RECORDS SHOWN >>
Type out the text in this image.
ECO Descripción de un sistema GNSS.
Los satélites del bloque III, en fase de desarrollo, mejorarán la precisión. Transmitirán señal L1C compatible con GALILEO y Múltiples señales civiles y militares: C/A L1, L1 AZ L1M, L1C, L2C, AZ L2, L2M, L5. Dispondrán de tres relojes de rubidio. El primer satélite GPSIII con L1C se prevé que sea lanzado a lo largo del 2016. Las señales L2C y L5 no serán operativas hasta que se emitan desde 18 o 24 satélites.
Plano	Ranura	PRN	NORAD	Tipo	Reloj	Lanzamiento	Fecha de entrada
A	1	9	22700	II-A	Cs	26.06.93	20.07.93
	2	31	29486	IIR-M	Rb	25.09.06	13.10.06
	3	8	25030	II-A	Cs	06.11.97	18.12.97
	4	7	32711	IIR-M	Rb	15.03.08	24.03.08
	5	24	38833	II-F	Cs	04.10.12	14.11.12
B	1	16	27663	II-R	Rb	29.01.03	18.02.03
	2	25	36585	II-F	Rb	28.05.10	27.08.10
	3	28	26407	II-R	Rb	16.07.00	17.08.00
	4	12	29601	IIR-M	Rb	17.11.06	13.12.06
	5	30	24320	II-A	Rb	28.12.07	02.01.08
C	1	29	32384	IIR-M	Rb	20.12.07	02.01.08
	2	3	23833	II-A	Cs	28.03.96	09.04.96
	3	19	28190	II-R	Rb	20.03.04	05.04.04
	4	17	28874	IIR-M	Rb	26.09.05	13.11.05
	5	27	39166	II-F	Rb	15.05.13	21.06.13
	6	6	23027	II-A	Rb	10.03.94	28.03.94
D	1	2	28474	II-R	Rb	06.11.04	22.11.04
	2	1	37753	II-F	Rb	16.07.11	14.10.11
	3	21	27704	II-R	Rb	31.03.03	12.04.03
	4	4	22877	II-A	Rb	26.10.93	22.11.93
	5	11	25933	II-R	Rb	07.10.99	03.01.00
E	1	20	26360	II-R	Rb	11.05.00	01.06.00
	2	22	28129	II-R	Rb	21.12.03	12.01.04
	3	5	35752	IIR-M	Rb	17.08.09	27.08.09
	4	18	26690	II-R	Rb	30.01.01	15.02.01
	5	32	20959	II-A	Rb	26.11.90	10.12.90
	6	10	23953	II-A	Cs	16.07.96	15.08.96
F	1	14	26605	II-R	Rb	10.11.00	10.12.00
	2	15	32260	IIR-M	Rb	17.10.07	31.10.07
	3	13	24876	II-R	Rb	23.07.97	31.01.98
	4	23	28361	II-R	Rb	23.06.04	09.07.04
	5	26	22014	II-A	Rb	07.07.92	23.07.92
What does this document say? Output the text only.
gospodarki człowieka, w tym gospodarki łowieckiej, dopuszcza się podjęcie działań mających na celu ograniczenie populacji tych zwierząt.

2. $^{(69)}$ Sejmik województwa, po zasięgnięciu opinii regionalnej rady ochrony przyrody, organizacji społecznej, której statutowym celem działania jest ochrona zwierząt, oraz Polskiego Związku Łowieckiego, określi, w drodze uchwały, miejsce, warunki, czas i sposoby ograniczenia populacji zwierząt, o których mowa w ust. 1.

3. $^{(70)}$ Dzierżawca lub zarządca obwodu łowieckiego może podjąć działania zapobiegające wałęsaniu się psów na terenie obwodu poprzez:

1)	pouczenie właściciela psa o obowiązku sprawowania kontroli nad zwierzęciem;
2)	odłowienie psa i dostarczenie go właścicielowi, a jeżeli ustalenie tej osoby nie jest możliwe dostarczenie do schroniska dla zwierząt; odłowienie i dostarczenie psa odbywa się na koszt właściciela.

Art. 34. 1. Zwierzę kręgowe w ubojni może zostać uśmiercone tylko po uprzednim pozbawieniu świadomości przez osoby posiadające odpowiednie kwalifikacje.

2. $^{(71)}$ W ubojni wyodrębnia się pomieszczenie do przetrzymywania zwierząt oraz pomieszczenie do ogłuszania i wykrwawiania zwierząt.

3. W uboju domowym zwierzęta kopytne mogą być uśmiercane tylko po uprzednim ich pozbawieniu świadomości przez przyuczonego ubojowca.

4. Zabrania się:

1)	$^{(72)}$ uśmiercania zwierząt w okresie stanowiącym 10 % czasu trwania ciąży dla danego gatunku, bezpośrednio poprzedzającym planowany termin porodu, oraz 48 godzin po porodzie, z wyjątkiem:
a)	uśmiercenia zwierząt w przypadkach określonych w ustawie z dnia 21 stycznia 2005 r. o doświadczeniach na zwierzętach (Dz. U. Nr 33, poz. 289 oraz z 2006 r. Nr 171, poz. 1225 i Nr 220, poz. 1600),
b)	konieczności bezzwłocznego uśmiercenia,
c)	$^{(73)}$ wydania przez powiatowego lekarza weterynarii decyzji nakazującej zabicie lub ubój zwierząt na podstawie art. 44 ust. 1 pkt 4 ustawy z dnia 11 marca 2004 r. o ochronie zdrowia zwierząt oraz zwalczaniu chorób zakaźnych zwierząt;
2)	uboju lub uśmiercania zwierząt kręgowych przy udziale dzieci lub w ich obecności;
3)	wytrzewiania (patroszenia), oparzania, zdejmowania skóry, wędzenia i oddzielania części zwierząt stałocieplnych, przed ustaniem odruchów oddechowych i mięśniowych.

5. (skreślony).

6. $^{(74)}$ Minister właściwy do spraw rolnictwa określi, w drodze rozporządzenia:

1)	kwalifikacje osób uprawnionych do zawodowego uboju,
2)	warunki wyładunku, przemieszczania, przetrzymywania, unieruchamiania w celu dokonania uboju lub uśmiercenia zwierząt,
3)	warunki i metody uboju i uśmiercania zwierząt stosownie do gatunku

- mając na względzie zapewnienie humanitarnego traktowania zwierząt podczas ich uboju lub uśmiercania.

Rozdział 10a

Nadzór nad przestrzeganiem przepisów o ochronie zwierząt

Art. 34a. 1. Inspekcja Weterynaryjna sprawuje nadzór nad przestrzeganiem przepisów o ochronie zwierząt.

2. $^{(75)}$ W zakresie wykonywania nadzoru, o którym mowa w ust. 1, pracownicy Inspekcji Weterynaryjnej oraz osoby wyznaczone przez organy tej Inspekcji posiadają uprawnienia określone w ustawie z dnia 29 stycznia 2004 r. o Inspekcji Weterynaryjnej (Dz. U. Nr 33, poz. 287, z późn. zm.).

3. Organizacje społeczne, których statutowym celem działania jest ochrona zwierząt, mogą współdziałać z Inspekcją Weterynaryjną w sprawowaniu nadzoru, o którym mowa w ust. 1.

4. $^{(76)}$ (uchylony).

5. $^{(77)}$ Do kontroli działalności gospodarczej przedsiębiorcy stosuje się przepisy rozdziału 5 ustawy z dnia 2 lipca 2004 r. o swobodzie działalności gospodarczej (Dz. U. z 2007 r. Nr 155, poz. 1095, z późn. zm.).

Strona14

WHAT YOU NEED TO DO >> The full set of records should be duplicated exactly.

TASK OUTPUT >>
Type out the text in this image.
ECO Descripción de un sistema GNSS.
Los satélites del bloque III, en fase de desarrollo, mejorarán la precisión. Transmitirán señal L1C compatible con GALILEO y Múltiples señales civiles y militares: C/A L1, L1 AZ L1M, L1C, L2C, AZ L2, L2M, L5. Dispondrán de tres relojes de rubidio. El primer satélite GPSIII con L1C se prevé que sea lanzado a lo largo del 2016. Las señales L2C y L5 no serán operativas hasta que se emitan desde 18 o 24 satélites.
Plano	Ranura	PRN	NORAD	Tipo	Reloj	Lanzamiento	Fecha de entrada
A	1	9	22700	II-A	Cs	26.06.93	20.07.93
	2	31	29486	IIR-M	Rb	25.09.06	13.10.06
	3	8	25030	II-A	Cs	06.11.97	18.12.97
	4	7	32711	IIR-M	Rb	15.03.08	24.03.08
	5	24	38833	II-F	Cs	04.10.12	14.11.12
B	1	16	27663	II-R	Rb	29.01.03	18.02.03
	2	25	36585	II-F	Rb	28.05.10	27.08.10
	3	28	26407	II-R	Rb	16.07.00	17.08.00
	4	12	29601	IIR-M	Rb	17.11.06	13.12.06
	5	30	24320	II-A	Rb	28.12.07	02.01.08
C	1	29	32384	IIR-M	Rb	20.12.07	02.01.08
	2	3	23833	II-A	Cs	28.03.96	09.04.96
	3	19	28190	II-R	Rb	20.03.04	05.04.04
	4	17	28874	IIR-M	Rb	26.09.05	13.11.05
	5	27	39166	II-F	Rb	15.05.13	21.06.13
	6	6	23027	II-A	Rb	10.03.94	28.03.94
D	1	2	28474	II-R	Rb	06.11.04	22.11.04
	2	1	37753	II-F	Rb	16.07.11	14.10.11
	3	21	27704	II-R	Rb	31.03.03	12.04.03
	4	4	22877	II-A	Rb	26.10.93	22.11.93
	5	11	25933	II-R	Rb	07.10.99	03.01.00
E	1	20	26360	II-R	Rb	11.05.00	01.06.00
	2	22	28129	II-R	Rb	21.12.03	12.01.04
	3	5	35752	IIR-M	Rb	17.08.09	27.08.09
	4	18	26690	II-R	Rb	30.01.01	15.02.01
	5	32	20959	II-A	Rb	26.11.90	10.12.90
	6	10	23953	II-A	Cs	16.07.96	15.08.96
F	1	14	26605	II-R	Rb	10.11.00	10.12.00
	2	15	32260	IIR-M	Rb	17.10.07	31.10.07
	3	13	24876	II-R	Rb	23.07.97	31.01.98
	4	23	28361	II-R	Rb	23.06.04	09.07.04
	5	26	22014	II-A	Rb	07.07.92	23.07.92
What does this document say? Output the text only.
gospodarki człowieka, w tym gospodarki łowieckiej, dopuszcza się podjęcie działań mających na celu ograniczenie populacji tych zwierząt.

2. $^{(69)}$ Sejmik województwa, po zasięgnięciu opinii regionalnej rady ochrony przyrody, organizacji społecznej, której statutowym celem działania jest ochrona zwierząt, oraz Polskiego Związku Łowieckiego, określi, w drodze uchwały, miejsce, warunki, czas i sposoby ograniczenia populacji zwierząt, o których mowa w ust. 1.

3. $^{(70)}$ Dzierżawca lub zarządca obwodu łowieckiego może podjąć działania zapobiegające wałęsaniu się psów na terenie obwodu poprzez:

1)	pouczenie właściciela psa o obowiązku sprawowania kontroli nad zwierzęciem;
2)	odłowienie psa i dostarczenie go właścicielowi, a jeżeli ustalenie tej osoby nie jest możliwe dostarczenie do schroniska dla zwierząt; odłowienie i dostarczenie psa odbywa się na koszt właściciela.

Art. 34. 1. Zwierzę kręgowe w ubojni może zostać uśmiercone tylko po uprzednim pozbawieniu świadomości przez osoby posiadające odpowiednie kwalifikacje.

2. $^{(71)}$ W ubojni wyodrębnia się pomieszczenie do przetrzymywania zwierząt oraz pomieszczenie do ogłuszania i wykrwawiania zwierząt.

3. W uboju domowym zwierzęta kopytne mogą być uśmiercane tylko po uprzednim ich pozbawieniu świadomości przez przyuczonego ubojowca.

4. Zabrania się:

1)	$^{(72)}$ uśmiercania zwierząt w okresie stanowiącym 10 % czasu trwania ciąży dla danego gatunku, bezpośrednio poprzedzającym planowany termin porodu, oraz 48 godzin po porodzie, z wyjątkiem:
a)	uśmiercenia zwierząt w przypadkach określonych w ustawie z dnia 21 stycznia 2005 r. o doświadczeniach na zwierzętach (Dz. U. Nr 33, poz. 289 oraz z 2006 r. Nr 171, poz. 1225 i Nr 220, poz. 1600),
b)	konieczności bezzwłocznego uśmiercenia,
c)	$^{(73)}$ wydania przez powiatowego lekarza weterynarii decyzji nakazującej zabicie lub ubój zwierząt na podstawie art. 44 ust. 1 pkt 4 ustawy z dnia 11 marca 2004 r. o ochronie zdrowia zwierząt oraz zwalczaniu chorób zakaźnych zwierząt;
2)	uboju lub uśmiercania zwierząt kręgowych przy udziale dzieci lub w ich obecności;
3)	wytrzewiania (patroszenia), oparzania, zdejmowania skóry, wędzenia i oddzielania części zwierząt stałocieplnych, przed ustaniem odruchów oddechowych i mięśniowych.

5. (skreślony).

6. $^{(74)}$ Minister właściwy do spraw rolnictwa określi, w drodze rozporządzenia:

1)	kwalifikacje osób uprawnionych do zawodowego uboju,
2)	warunki wyładunku, przemieszczania, przetrzymywania, unieruchamiania w celu dokonania uboju lub uśmiercenia zwierząt,
3)	warunki i metody uboju i uśmiercania zwierząt stosownie do gatunku

- mając na względzie zapewnienie humanitarnego traktowania zwierząt podczas ich uboju lub uśmiercania.

Rozdział 10a

Nadzór nad przestrzeganiem przepisów o ochronie zwierząt

Art. 34a. 1. Inspekcja Weterynaryjna sprawuje nadzór nad przestrzeganiem przepisów o ochronie zwierząt.

2. $^{(75)}$ W zakresie wykonywania nadzoru, o którym mowa w ust. 1, pracownicy Inspekcji Weterynaryjnej oraz osoby wyznaczone przez organy tej Inspekcji posiadają uprawnienia określone w ustawie z dnia 29 stycznia 2004 r. o Inspekcji Weterynaryjnej (Dz. U. Nr 33, poz. 287, z późn. zm.).

3. Organizacje społeczne, których statutowym celem działania jest ochrona zwierząt, mogą współdziałać z Inspekcją Weterynaryjną w sprawowaniu nadzoru, o którym mowa w ust. 1.

4. $^{(76)}$ (uchylony).

5. $^{(77)}$ Do kontroli działalności gospodarczej przedsiębiorcy stosuje się przepisy rozdziału 5 ustawy z dnia 2 lipca 2004 r. o swobodzie działalności gospodarczej (Dz. U. z 2007 r. Nr 155, poz. 1095, z późn. zm.).

Strona14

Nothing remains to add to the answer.